**Task description:** Without the pictures, return each record as it appears.

**Information provided:**
[Start]
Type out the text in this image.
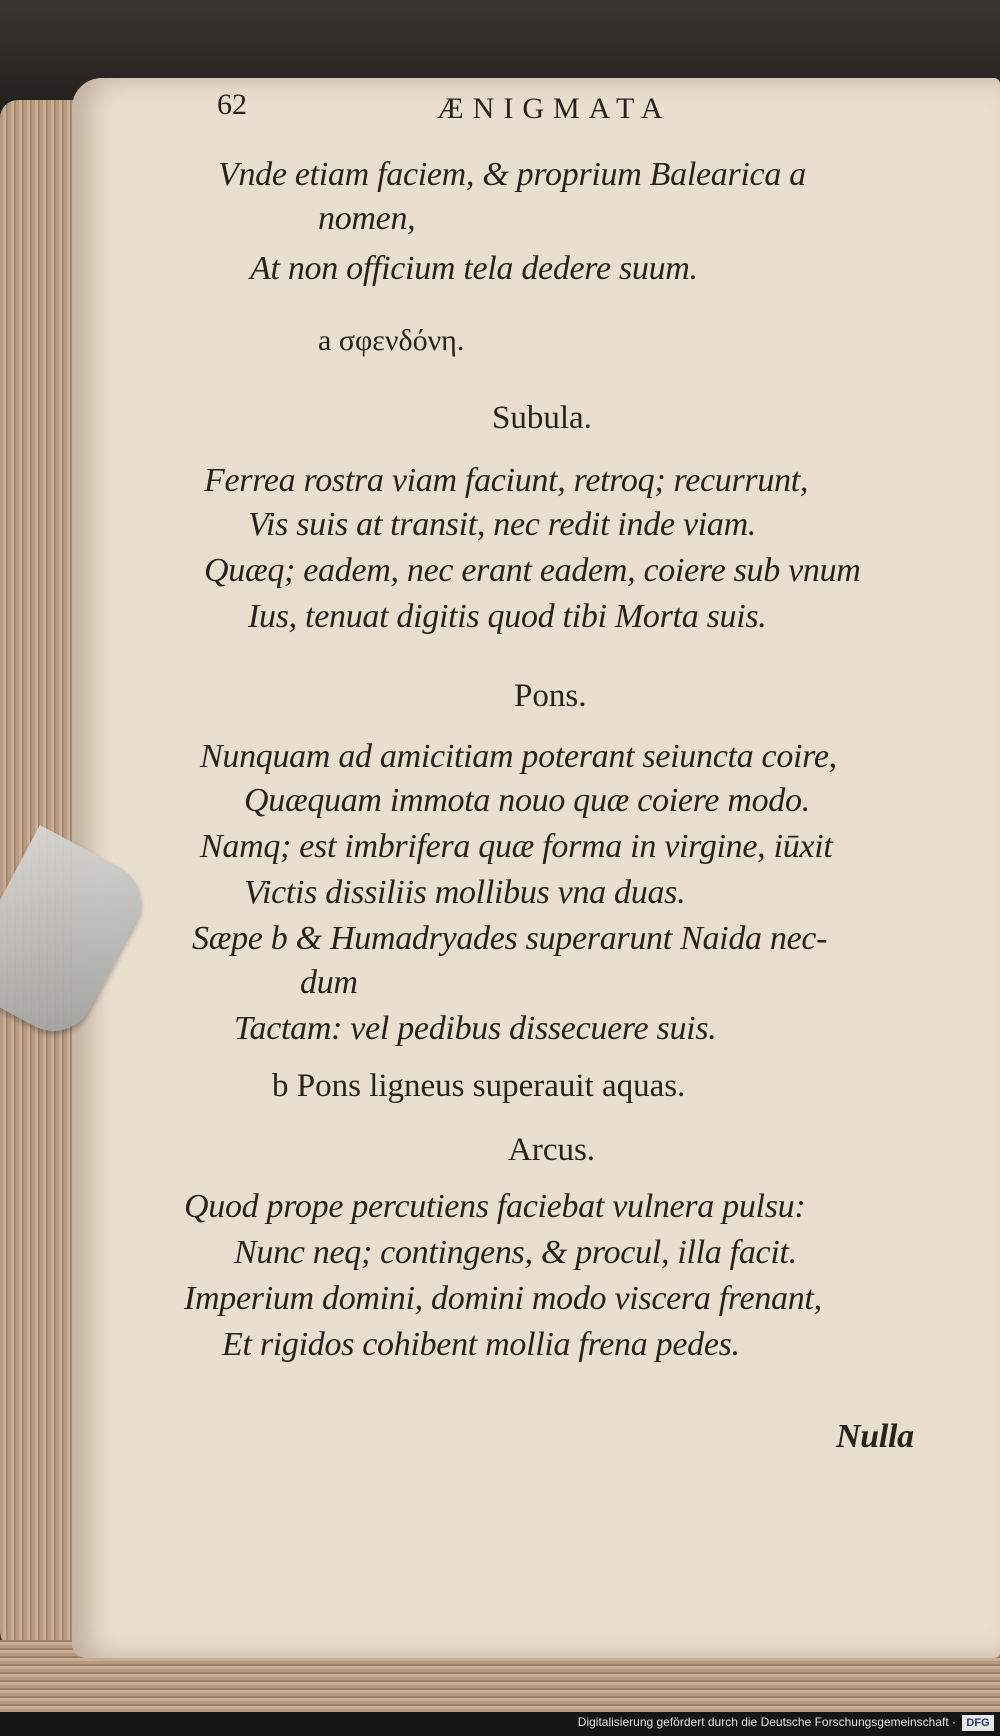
62	ÆNIGMATA
Vnde etiam faciem, & proprium Balearica a
nomen,
At non officium tela dedere suum.
a σφενδόνη.
Subula.
Ferrea rostra viam faciunt, retroq; recurrunt,
Vis suis at transit, nec redit inde viam.
Quæq; eadem, nec erant eadem, coiere sub vnum
Ius, tenuat digitis quod tibi Morta suis.
Pons.
Nunquam ad amicitiam poterant seiuncta coire,
Quæquam immota nouo quæ coiere modo.
Namq; est imbrifera quæ forma in virgine, iūxit
Victis dissiliis mollibus vna duas.
Sæpe b & Humadryades superarunt Naida nec-
dum
Tactam: vel pedibus dissecuere suis.
b Pons ligneus superauit aquas.
Arcus.
Quod prope percutiens faciebat vulnera pulsu:
Nunc neq; contingens, & procul, illa facit.
Imperium domini, domini modo viscera frenant,
Et rigidos cohibent mollia frena pedes.
Nulla
Digitalisierung gefördert durch die Deutsche Forschungsgemeinschaft · DFG
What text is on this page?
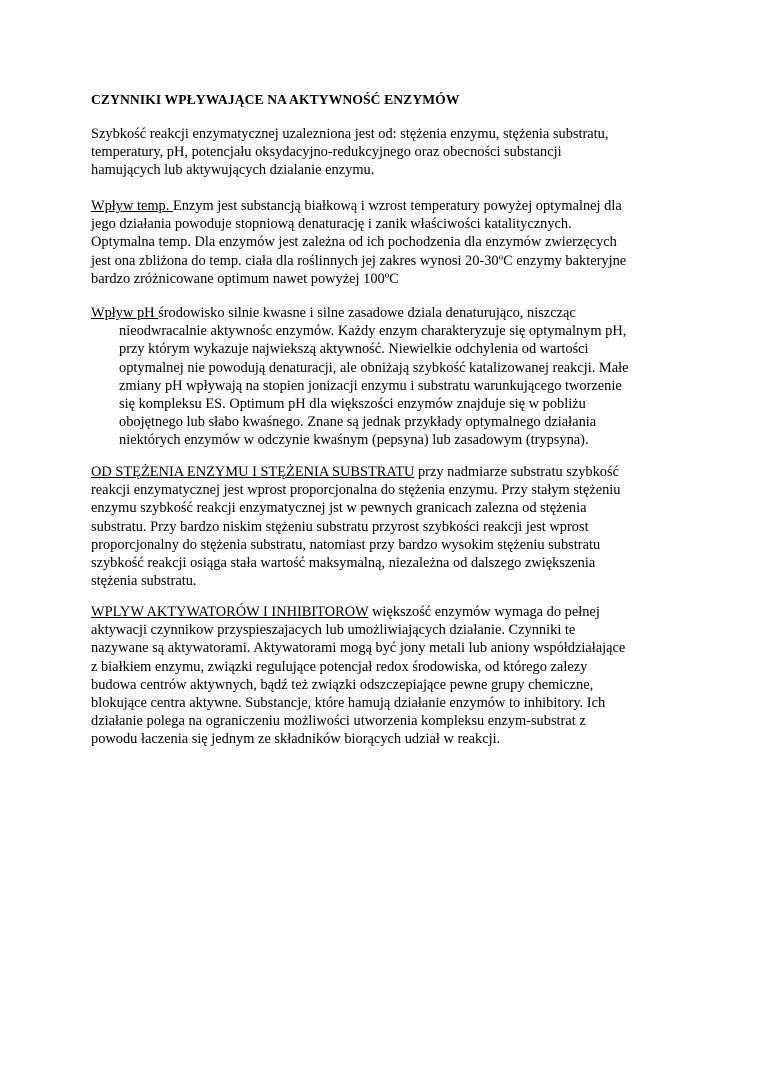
CZYNNIKI WPŁYWAJĄCE NA AKTYWNOŚĆ ENZYMÓW

Szybkość reakcji enzymatycznej uzalezniona jest od: stężenia enzymu, stężenia substratu,
temperatury, pH, potencjału oksydacyjno-redukcyjnego oraz obecności substancji
hamujących lub aktywujących dzialanie enzymu.

Wpływ temp. Enzym jest substancją białkową i wzrost temperatury powyżej optymalnej dla
jego działania powoduje stopniową denaturację i zanik właściwości katalitycznych.
Optymalna temp. Dla enzymów jest zależna od ich pochodzenia dla enzymów zwierzęcych
jest ona zbliżona do temp. ciała dla roślinnych jej zakres wynosi 20-30ºC enzymy bakteryjne
bardzo zróżnicowane optimum nawet powyżej 100ºC

Wpływ pH środowisko silnie kwasne i silne zasadowe dziala denaturująco, niszcząc
nieodwracalnie aktywnośc enzymów. Każdy enzym charakteryzuje się optymalnym pH,
przy którym wykazuje najwiekszą aktywność. Niewielkie odchylenia od wartości
optymalnej nie powodują denaturacji, ale obniżają szybkość katalizowanej reakcji. Małe
zmiany pH wpływają na stopien jonizacji enzymu i substratu warunkującego tworzenie
się kompleksu ES. Optimum pH dla większości enzymów znajduje się w pobliżu
obojętnego lub słabo kwaśnego. Znane są jednak przykłady optymalnego działania
niektórych enzymów w odczynie kwaśnym (pepsyna) lub zasadowym (trypsyna).

OD STĘŻENIA ENZYMU I STĘŻENIA SUBSTRATU przy nadmiarze substratu szybkość
reakcji enzymatycznej jest wprost proporcjonalna do stężenia enzymu. Przy stałym stężeniu
enzymu szybkość reakcji enzymatycznej jst w pewnych granicach zalezna od stężenia
substratu. Przy bardzo niskim stężeniu substratu przyrost szybkości reakcji jest wprost
proporcjonalny do stężenia substratu, natomiast przy bardzo wysokim stężeniu substratu
szybkość reakcji osiąga stała wartość maksymalną, niezależna od dalszego zwiększenia
stężenia substratu.

WPLYW AKTYWATORÓW I INHIBITOROW większość enzymów wymaga do pełnej
aktywacji czynnikow przyspieszajacych lub umożliwiających działanie. Czynniki te
nazywane są aktywatorami. Aktywatorami mogą być jony metali lub aniony współdziałające
z białkiem enzymu, związki regulujące potencjał redox środowiska, od którego zalezy
budowa centrów aktywnych, bądź też związki odszczepiające pewne grupy chemiczne,
blokujące centra aktywne. Substancje, które hamują działanie enzymów to inhibitory. Ich
działanie polega na ograniczeniu możliwości utworzenia kompleksu enzym-substrat z
powodu łaczenia się jednym ze składników biorących udział w reakcji.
[End]
**Reply to the exercise:**
Type out the text in this image.
62	ÆNIGMATA
Vnde etiam faciem, & proprium Balearica a
nomen,
At non officium tela dedere suum.
a σφενδόνη.
Subula.
Ferrea rostra viam faciunt, retroq; recurrunt,
Vis suis at transit, nec redit inde viam.
Quæq; eadem, nec erant eadem, coiere sub vnum
Ius, tenuat digitis quod tibi Morta suis.
Pons.
Nunquam ad amicitiam poterant seiuncta coire,
Quæquam immota nouo quæ coiere modo.
Namq; est imbrifera quæ forma in virgine, iūxit
Victis dissiliis mollibus vna duas.
Sæpe b & Humadryades superarunt Naida nec-
dum
Tactam: vel pedibus dissecuere suis.
b Pons ligneus superauit aquas.
Arcus.
Quod prope percutiens faciebat vulnera pulsu:
Nunc neq; contingens, & procul, illa facit.
Imperium domini, domini modo viscera frenant,
Et rigidos cohibent mollia frena pedes.
Nulla
Digitalisierung gefördert durch die Deutsche Forschungsgemeinschaft · DFG
What text is on this page?
CZYNNIKI WPŁYWAJĄCE NA AKTYWNOŚĆ ENZYMÓW

Szybkość reakcji enzymatycznej uzalezniona jest od: stężenia enzymu, stężenia substratu,
temperatury, pH, potencjału oksydacyjno-redukcyjnego oraz obecności substancji
hamujących lub aktywujących dzialanie enzymu.

Wpływ temp. Enzym jest substancją białkową i wzrost temperatury powyżej optymalnej dla
jego działania powoduje stopniową denaturację i zanik właściwości katalitycznych.
Optymalna temp. Dla enzymów jest zależna od ich pochodzenia dla enzymów zwierzęcych
jest ona zbliżona do temp. ciała dla roślinnych jej zakres wynosi 20-30ºC enzymy bakteryjne
bardzo zróżnicowane optimum nawet powyżej 100ºC

Wpływ pH środowisko silnie kwasne i silne zasadowe dziala denaturująco, niszcząc
nieodwracalnie aktywnośc enzymów. Każdy enzym charakteryzuje się optymalnym pH,
przy którym wykazuje najwiekszą aktywność. Niewielkie odchylenia od wartości
optymalnej nie powodują denaturacji, ale obniżają szybkość katalizowanej reakcji. Małe
zmiany pH wpływają na stopien jonizacji enzymu i substratu warunkującego tworzenie
się kompleksu ES. Optimum pH dla większości enzymów znajduje się w pobliżu
obojętnego lub słabo kwaśnego. Znane są jednak przykłady optymalnego działania
niektórych enzymów w odczynie kwaśnym (pepsyna) lub zasadowym (trypsyna).

OD STĘŻENIA ENZYMU I STĘŻENIA SUBSTRATU przy nadmiarze substratu szybkość
reakcji enzymatycznej jest wprost proporcjonalna do stężenia enzymu. Przy stałym stężeniu
enzymu szybkość reakcji enzymatycznej jst w pewnych granicach zalezna od stężenia
substratu. Przy bardzo niskim stężeniu substratu przyrost szybkości reakcji jest wprost
proporcjonalny do stężenia substratu, natomiast przy bardzo wysokim stężeniu substratu
szybkość reakcji osiąga stała wartość maksymalną, niezależna od dalszego zwiększenia
stężenia substratu.

WPLYW AKTYWATORÓW I INHIBITOROW większość enzymów wymaga do pełnej
aktywacji czynnikow przyspieszajacych lub umożliwiających działanie. Czynniki te
nazywane są aktywatorami. Aktywatorami mogą być jony metali lub aniony współdziałające
z białkiem enzymu, związki regulujące potencjał redox środowiska, od którego zalezy
budowa centrów aktywnych, bądź też związki odszczepiające pewne grupy chemiczne,
blokujące centra aktywne. Substancje, które hamują działanie enzymów to inhibitory. Ich
działanie polega na ograniczeniu możliwości utworzenia kompleksu enzym-substrat z
powodu łaczenia się jednym ze składników biorących udział w reakcji.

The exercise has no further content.